** begin The records **

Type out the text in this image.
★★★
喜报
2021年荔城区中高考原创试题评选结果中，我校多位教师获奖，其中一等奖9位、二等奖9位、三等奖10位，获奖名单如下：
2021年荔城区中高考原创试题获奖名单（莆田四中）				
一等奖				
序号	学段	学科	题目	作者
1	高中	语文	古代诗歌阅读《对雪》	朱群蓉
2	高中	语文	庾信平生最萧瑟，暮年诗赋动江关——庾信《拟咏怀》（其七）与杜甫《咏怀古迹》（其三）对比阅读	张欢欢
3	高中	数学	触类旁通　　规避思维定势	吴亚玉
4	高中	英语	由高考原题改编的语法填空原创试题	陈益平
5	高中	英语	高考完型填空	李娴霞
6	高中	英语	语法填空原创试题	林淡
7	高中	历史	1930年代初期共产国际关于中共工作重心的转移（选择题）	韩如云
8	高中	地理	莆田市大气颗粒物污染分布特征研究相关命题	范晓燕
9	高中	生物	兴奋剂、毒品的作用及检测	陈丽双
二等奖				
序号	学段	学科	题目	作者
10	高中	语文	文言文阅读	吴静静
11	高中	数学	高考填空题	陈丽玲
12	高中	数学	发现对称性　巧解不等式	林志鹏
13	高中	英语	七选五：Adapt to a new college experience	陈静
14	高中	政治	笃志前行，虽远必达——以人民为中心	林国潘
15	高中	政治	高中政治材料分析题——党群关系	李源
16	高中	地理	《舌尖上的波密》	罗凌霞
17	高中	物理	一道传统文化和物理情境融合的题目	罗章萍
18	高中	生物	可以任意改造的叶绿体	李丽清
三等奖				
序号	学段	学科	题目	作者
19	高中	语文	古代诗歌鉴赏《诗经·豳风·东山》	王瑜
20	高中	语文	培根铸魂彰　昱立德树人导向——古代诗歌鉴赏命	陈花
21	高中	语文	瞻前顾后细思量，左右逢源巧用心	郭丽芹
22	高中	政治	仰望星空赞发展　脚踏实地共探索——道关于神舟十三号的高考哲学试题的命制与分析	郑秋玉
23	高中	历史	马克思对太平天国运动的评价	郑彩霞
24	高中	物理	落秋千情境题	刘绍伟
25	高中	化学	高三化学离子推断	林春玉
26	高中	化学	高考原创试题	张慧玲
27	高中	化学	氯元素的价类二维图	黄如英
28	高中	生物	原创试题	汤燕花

** end The records **

Retype every entry word for word.

Type out the text in this image.
★★★
喜报
2021年荔城区中高考原创试题评选结果中，我校多位教师获奖，其中一等奖9位、二等奖9位、三等奖10位，获奖名单如下：
2021年荔城区中高考原创试题获奖名单（莆田四中）				
一等奖				
序号	学段	学科	题目	作者
1	高中	语文	古代诗歌阅读《对雪》	朱群蓉
2	高中	语文	庾信平生最萧瑟，暮年诗赋动江关——庾信《拟咏怀》（其七）与杜甫《咏怀古迹》（其三）对比阅读	张欢欢
3	高中	数学	触类旁通　　规避思维定势	吴亚玉
4	高中	英语	由高考原题改编的语法填空原创试题	陈益平
5	高中	英语	高考完型填空	李娴霞
6	高中	英语	语法填空原创试题	林淡
7	高中	历史	1930年代初期共产国际关于中共工作重心的转移（选择题）	韩如云
8	高中	地理	莆田市大气颗粒物污染分布特征研究相关命题	范晓燕
9	高中	生物	兴奋剂、毒品的作用及检测	陈丽双
二等奖				
序号	学段	学科	题目	作者
10	高中	语文	文言文阅读	吴静静
11	高中	数学	高考填空题	陈丽玲
12	高中	数学	发现对称性　巧解不等式	林志鹏
13	高中	英语	七选五：Adapt to a new college experience	陈静
14	高中	政治	笃志前行，虽远必达——以人民为中心	林国潘
15	高中	政治	高中政治材料分析题——党群关系	李源
16	高中	地理	《舌尖上的波密》	罗凌霞
17	高中	物理	一道传统文化和物理情境融合的题目	罗章萍
18	高中	生物	可以任意改造的叶绿体	李丽清
三等奖				
序号	学段	学科	题目	作者
19	高中	语文	古代诗歌鉴赏《诗经·豳风·东山》	王瑜
20	高中	语文	培根铸魂彰　昱立德树人导向——古代诗歌鉴赏命	陈花
21	高中	语文	瞻前顾后细思量，左右逢源巧用心	郭丽芹
22	高中	政治	仰望星空赞发展　脚踏实地共探索——道关于神舟十三号的高考哲学试题的命制与分析	郑秋玉
23	高中	历史	马克思对太平天国运动的评价	郑彩霞
24	高中	物理	落秋千情境题	刘绍伟
25	高中	化学	高三化学离子推断	林春玉
26	高中	化学	高考原创试题	张慧玲
27	高中	化学	氯元素的价类二维图	黄如英
28	高中	生物	原创试题	汤燕花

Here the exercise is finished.